• **What the exercise asks**
Copy the data precisely, character for character, and leave out every picture.

Items from a dataset:
--------------------
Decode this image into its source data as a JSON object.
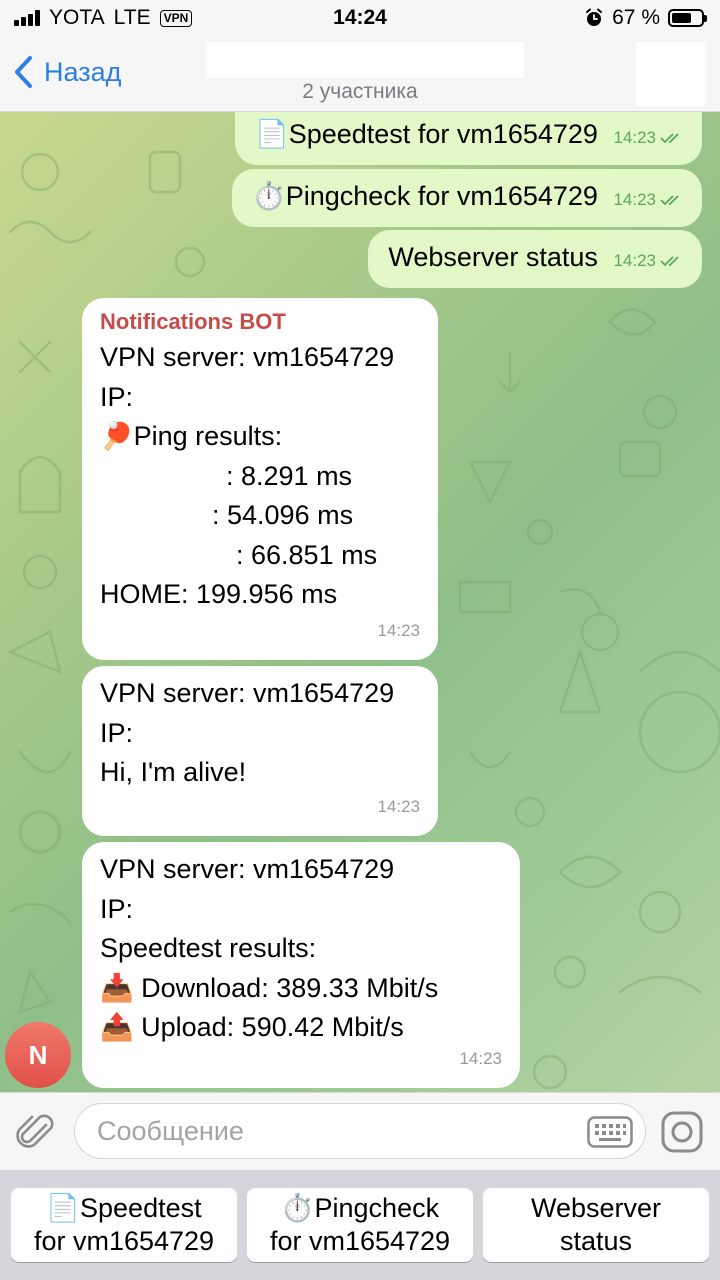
{
  "status_bar": {
    "carrier": "YOTA",
    "network": "LTE",
    "vpn": "VPN",
    "time": "14:24",
    "battery_text": "67 %",
    "battery_level": 0.67
  },
  "header": {
    "back_label": "Назад",
    "subtitle": "2 участника"
  },
  "outgoing": [
    {
      "emoji": "📄",
      "text": "Speedtest for vm1654729",
      "time": "14:23"
    },
    {
      "emoji": "⏱️",
      "text": "Pingcheck for vm1654729",
      "time": "14:23"
    },
    {
      "emoji": "",
      "text": "Webserver status",
      "time": "14:23"
    }
  ],
  "incoming": {
    "sender": "Notifications BOT",
    "avatar_letter": "N",
    "ping_message": {
      "lines": [
        "VPN server: vm1654729",
        "IP:",
        "",
        "🏓Ping results:",
        ": 8.291 ms",
        ": 54.096 ms",
        ": 66.851 ms",
        "HOME: 199.956 ms"
      ],
      "time": "14:23"
    },
    "alive_message": {
      "lines": [
        "VPN server: vm1654729",
        "IP:",
        "",
        "Hi, I'm alive!"
      ],
      "time": "14:23"
    },
    "speed_message": {
      "lines": [
        "VPN server: vm1654729",
        "IP:",
        "",
        "Speedtest results:",
        "📥 Download: 389.33 Mbit/s",
        "📤 Upload: 590.42 Mbit/s"
      ],
      "time": "14:23"
    }
  },
  "input": {
    "placeholder": "Сообщение"
  },
  "reply_keyboard": [
    {
      "line1": "📄Speedtest",
      "line2": "for vm1654729"
    },
    {
      "line1": "⏱️Pingcheck",
      "line2": "for vm1654729"
    },
    {
      "line1": "Webserver",
      "line2": "status"
    }
  ]
}
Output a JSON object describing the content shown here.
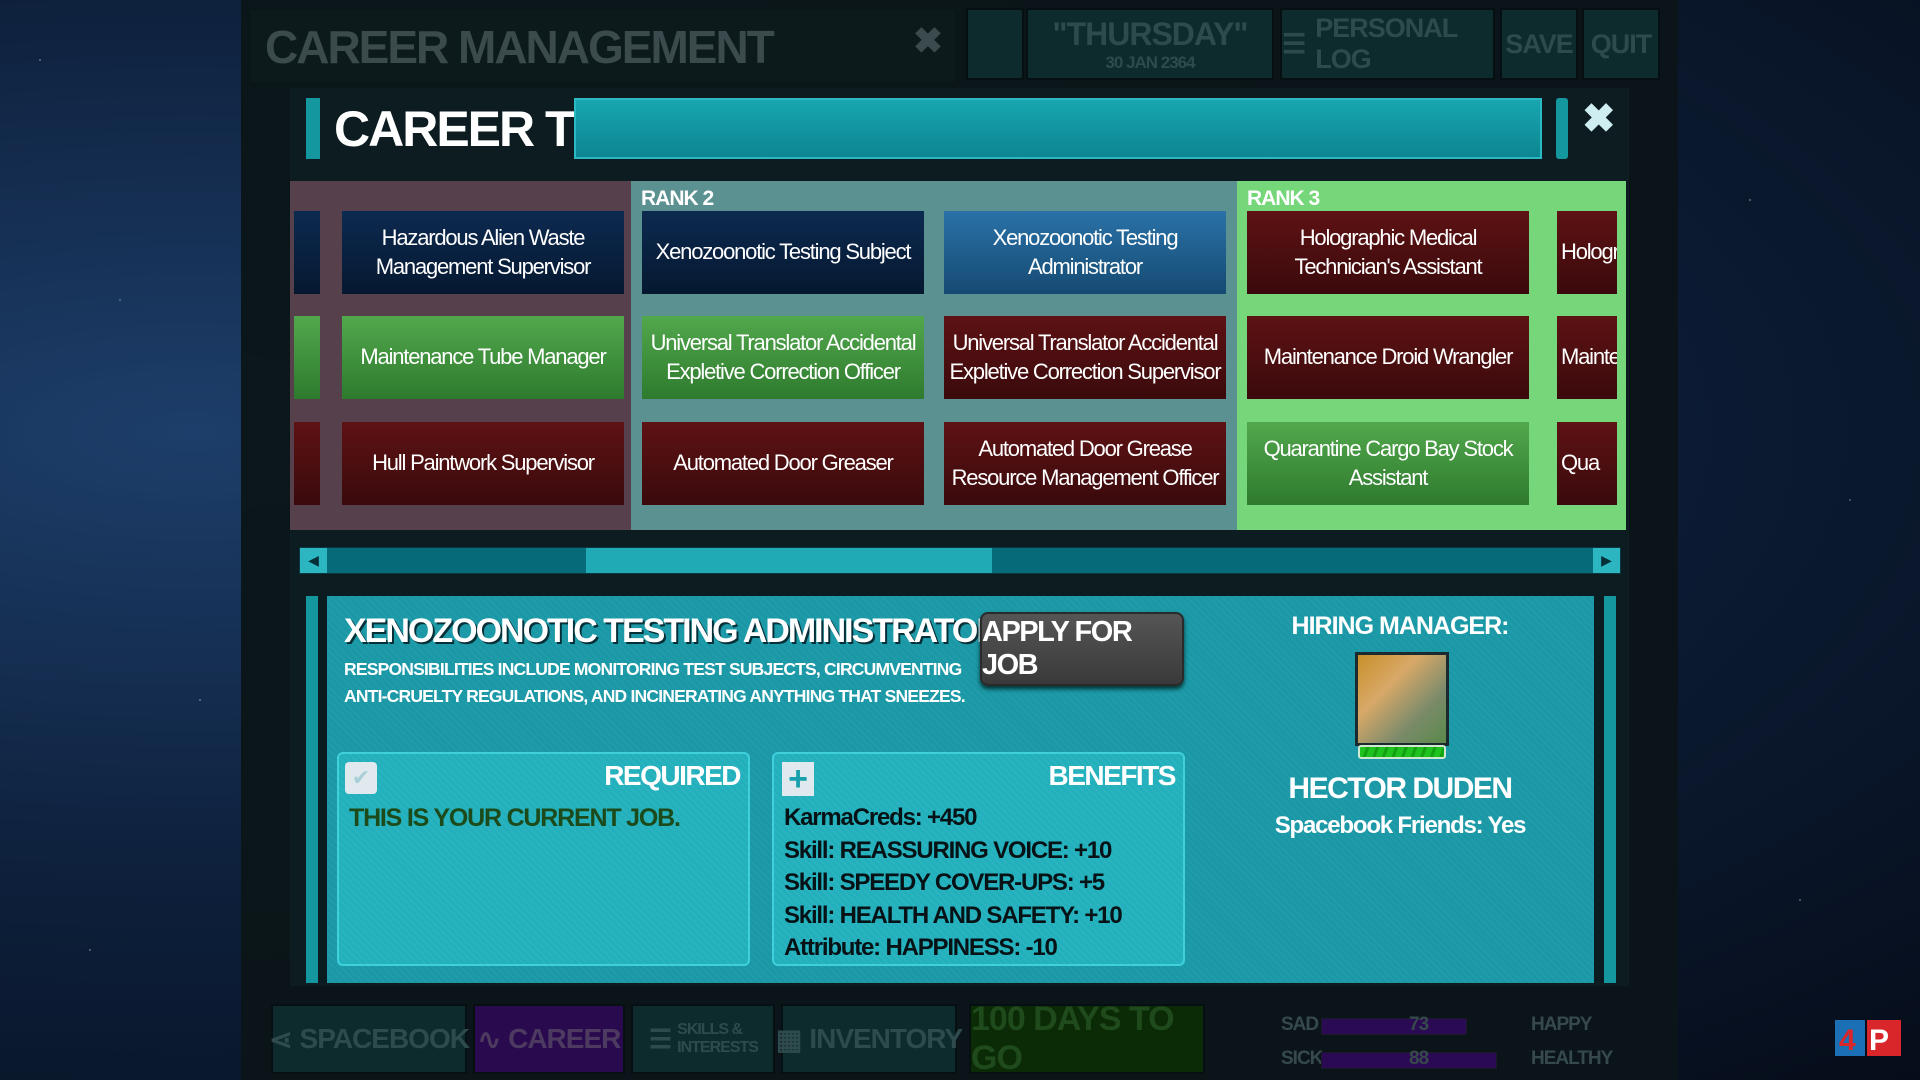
--------------------
• **Exercise output**
Decode this image into its source data as a JSON object.
{
  "status_bar": {
    "carrier": "YOTA",
    "network": "LTE",
    "vpn": "VPN",
    "time": "14:24",
    "battery_text": "67 %",
    "battery_level": 0.67
  },
  "header": {
    "back_label": "Назад",
    "subtitle": "2 участника"
  },
  "outgoing": [
    {
      "emoji": "📄",
      "text": "Speedtest for vm1654729",
      "time": "14:23"
    },
    {
      "emoji": "⏱️",
      "text": "Pingcheck for vm1654729",
      "time": "14:23"
    },
    {
      "emoji": "",
      "text": "Webserver status",
      "time": "14:23"
    }
  ],
  "incoming": {
    "sender": "Notifications BOT",
    "avatar_letter": "N",
    "ping_message": {
      "lines": [
        "VPN server: vm1654729",
        "IP:",
        "",
        "🏓Ping results:",
        ": 8.291 ms",
        ": 54.096 ms",
        ": 66.851 ms",
        "HOME: 199.956 ms"
      ],
      "time": "14:23"
    },
    "alive_message": {
      "lines": [
        "VPN server: vm1654729",
        "IP:",
        "",
        "Hi, I'm alive!"
      ],
      "time": "14:23"
    },
    "speed_message": {
      "lines": [
        "VPN server: vm1654729",
        "IP:",
        "",
        "Speedtest results:",
        "📥 Download: 389.33 Mbit/s",
        "📤 Upload: 590.42 Mbit/s"
      ],
      "time": "14:23"
    }
  },
  "input": {
    "placeholder": "Сообщение"
  },
  "reply_keyboard": [
    {
      "line1": "📄Speedtest",
      "line2": "for vm1654729"
    },
    {
      "line1": "⏱️Pingcheck",
      "line2": "for vm1654729"
    },
    {
      "line1": "Webserver",
      "line2": "status"
    }
  ]
}
Output a JSON object describing the content shown here.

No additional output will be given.